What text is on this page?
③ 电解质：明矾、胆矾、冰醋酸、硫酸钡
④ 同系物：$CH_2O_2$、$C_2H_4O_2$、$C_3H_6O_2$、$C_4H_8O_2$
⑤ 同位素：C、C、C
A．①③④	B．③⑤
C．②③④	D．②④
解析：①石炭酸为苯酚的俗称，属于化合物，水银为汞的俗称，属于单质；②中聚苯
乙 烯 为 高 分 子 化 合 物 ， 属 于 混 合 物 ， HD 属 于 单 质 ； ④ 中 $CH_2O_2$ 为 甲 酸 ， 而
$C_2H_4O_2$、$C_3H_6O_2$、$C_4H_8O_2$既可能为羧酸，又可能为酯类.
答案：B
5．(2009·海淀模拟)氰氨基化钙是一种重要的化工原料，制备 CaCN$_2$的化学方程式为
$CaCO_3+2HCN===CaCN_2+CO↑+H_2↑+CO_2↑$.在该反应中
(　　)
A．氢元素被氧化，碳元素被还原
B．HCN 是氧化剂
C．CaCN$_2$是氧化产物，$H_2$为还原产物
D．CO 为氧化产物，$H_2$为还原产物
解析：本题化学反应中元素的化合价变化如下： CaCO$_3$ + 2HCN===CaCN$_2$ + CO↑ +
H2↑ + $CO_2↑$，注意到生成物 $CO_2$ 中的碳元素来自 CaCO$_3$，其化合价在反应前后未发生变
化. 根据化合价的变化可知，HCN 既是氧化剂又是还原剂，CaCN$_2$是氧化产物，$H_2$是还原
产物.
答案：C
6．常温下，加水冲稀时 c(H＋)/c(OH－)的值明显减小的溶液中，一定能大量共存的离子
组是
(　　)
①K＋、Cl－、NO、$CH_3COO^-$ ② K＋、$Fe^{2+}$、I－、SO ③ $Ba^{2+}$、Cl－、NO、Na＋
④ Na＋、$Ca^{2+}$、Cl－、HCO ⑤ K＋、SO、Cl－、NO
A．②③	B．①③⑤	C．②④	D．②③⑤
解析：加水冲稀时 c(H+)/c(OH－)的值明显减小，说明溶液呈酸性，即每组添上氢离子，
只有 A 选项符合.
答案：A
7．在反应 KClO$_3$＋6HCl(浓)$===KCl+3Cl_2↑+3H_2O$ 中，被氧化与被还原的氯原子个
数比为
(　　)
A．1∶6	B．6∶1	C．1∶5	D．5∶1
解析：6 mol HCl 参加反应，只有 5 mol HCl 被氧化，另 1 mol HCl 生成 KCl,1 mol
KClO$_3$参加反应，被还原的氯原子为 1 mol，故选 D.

┄┄┄┄┄┄

### THE REQUEST
Faithfully copy every entry, leaving nothing out.

### FULL OUTPUT
What text is on this page?
③ 电解质：明矾、胆矾、冰醋酸、硫酸钡
④ 同系物：$CH_2O_2$、$C_2H_4O_2$、$C_3H_6O_2$、$C_4H_8O_2$
⑤ 同位素：C、C、C
A．①③④	B．③⑤
C．②③④	D．②④
解析：①石炭酸为苯酚的俗称，属于化合物，水银为汞的俗称，属于单质；②中聚苯
乙 烯 为 高 分 子 化 合 物 ， 属 于 混 合 物 ， HD 属 于 单 质 ； ④ 中 $CH_2O_2$ 为 甲 酸 ， 而
$C_2H_4O_2$、$C_3H_6O_2$、$C_4H_8O_2$既可能为羧酸，又可能为酯类.
答案：B
5．(2009·海淀模拟)氰氨基化钙是一种重要的化工原料，制备 CaCN$_2$的化学方程式为
$CaCO_3+2HCN===CaCN_2+CO↑+H_2↑+CO_2↑$.在该反应中
(　　)
A．氢元素被氧化，碳元素被还原
B．HCN 是氧化剂
C．CaCN$_2$是氧化产物，$H_2$为还原产物
D．CO 为氧化产物，$H_2$为还原产物
解析：本题化学反应中元素的化合价变化如下： CaCO$_3$ + 2HCN===CaCN$_2$ + CO↑ +
H2↑ + $CO_2↑$，注意到生成物 $CO_2$ 中的碳元素来自 CaCO$_3$，其化合价在反应前后未发生变
化. 根据化合价的变化可知，HCN 既是氧化剂又是还原剂，CaCN$_2$是氧化产物，$H_2$是还原
产物.
答案：C
6．常温下，加水冲稀时 c(H＋)/c(OH－)的值明显减小的溶液中，一定能大量共存的离子
组是
(　　)
①K＋、Cl－、NO、$CH_3COO^-$ ② K＋、$Fe^{2+}$、I－、SO ③ $Ba^{2+}$、Cl－、NO、Na＋
④ Na＋、$Ca^{2+}$、Cl－、HCO ⑤ K＋、SO、Cl－、NO
A．②③	B．①③⑤	C．②④	D．②③⑤
解析：加水冲稀时 c(H+)/c(OH－)的值明显减小，说明溶液呈酸性，即每组添上氢离子，
只有 A 选项符合.
答案：A
7．在反应 KClO$_3$＋6HCl(浓)$===KCl+3Cl_2↑+3H_2O$ 中，被氧化与被还原的氯原子个
数比为
(　　)
A．1∶6	B．6∶1	C．1∶5	D．5∶1
解析：6 mol HCl 参加反应，只有 5 mol HCl 被氧化，另 1 mol HCl 生成 KCl,1 mol
KClO$_3$参加反应，被还原的氯原子为 1 mol，故选 D.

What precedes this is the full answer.